>>>>>

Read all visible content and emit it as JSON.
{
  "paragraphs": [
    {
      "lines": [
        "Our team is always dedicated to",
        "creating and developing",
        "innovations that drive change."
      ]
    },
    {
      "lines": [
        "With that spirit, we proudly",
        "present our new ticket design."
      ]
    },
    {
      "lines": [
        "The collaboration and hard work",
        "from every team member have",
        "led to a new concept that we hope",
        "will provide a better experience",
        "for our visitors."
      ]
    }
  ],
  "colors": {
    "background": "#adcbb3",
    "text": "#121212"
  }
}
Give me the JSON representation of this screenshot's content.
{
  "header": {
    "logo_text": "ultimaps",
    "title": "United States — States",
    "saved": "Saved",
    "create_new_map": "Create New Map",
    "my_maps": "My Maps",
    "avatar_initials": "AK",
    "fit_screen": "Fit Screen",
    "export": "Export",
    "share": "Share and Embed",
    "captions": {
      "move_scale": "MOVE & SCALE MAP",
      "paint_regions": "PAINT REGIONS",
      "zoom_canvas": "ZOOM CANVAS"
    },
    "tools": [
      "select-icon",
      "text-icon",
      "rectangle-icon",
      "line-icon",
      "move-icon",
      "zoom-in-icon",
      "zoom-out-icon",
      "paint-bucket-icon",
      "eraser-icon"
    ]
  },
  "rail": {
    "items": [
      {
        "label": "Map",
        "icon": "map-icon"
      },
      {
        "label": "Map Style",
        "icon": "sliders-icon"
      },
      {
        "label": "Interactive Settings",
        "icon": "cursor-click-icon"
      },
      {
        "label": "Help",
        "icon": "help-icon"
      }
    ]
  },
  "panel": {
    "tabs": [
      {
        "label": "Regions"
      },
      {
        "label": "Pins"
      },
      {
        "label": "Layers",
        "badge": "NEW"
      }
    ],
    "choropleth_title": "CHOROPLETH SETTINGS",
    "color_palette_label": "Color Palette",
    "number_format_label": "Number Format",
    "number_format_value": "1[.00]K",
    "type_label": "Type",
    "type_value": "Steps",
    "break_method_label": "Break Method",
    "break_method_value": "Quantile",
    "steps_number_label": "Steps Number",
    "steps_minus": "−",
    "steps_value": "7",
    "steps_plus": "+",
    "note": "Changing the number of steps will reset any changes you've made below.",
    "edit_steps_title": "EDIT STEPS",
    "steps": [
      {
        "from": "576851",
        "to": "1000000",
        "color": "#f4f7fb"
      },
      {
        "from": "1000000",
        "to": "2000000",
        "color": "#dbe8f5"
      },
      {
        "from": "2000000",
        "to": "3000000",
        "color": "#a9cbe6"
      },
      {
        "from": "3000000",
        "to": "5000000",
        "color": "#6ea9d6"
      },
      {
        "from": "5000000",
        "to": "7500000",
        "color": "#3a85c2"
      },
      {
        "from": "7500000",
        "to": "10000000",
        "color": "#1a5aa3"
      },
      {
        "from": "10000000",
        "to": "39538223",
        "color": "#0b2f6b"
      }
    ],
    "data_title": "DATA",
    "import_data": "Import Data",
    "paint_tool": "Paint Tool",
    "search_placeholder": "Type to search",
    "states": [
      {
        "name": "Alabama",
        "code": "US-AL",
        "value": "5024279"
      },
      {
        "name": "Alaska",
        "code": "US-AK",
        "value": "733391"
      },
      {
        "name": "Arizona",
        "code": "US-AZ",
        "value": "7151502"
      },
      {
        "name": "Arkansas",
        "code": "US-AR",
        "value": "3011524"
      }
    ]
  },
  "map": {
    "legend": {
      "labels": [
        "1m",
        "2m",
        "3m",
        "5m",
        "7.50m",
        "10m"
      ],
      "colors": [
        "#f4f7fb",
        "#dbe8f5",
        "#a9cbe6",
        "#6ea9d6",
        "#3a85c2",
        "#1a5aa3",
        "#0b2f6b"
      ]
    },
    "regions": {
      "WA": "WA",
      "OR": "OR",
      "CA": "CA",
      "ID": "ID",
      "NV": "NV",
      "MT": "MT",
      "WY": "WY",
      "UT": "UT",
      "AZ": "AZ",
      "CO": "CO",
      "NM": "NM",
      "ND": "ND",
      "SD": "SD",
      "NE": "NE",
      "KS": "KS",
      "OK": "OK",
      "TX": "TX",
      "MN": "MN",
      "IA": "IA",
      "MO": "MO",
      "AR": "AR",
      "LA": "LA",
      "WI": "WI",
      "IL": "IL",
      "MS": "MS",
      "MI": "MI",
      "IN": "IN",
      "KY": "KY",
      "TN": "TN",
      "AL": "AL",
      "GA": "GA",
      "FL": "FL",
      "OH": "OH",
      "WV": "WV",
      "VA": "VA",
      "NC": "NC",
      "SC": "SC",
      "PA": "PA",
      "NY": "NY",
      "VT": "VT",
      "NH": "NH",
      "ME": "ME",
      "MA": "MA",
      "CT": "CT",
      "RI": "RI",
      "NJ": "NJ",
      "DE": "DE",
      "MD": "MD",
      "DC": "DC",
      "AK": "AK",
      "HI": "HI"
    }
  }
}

<<<<<

YOUR TASK:
Consider the entries above and return each line with the string "that".

WRITTEN SOLUTION:
        "innovations that drive change."
        "With that spirit, we proudly",
        "led to a new concept that we hope",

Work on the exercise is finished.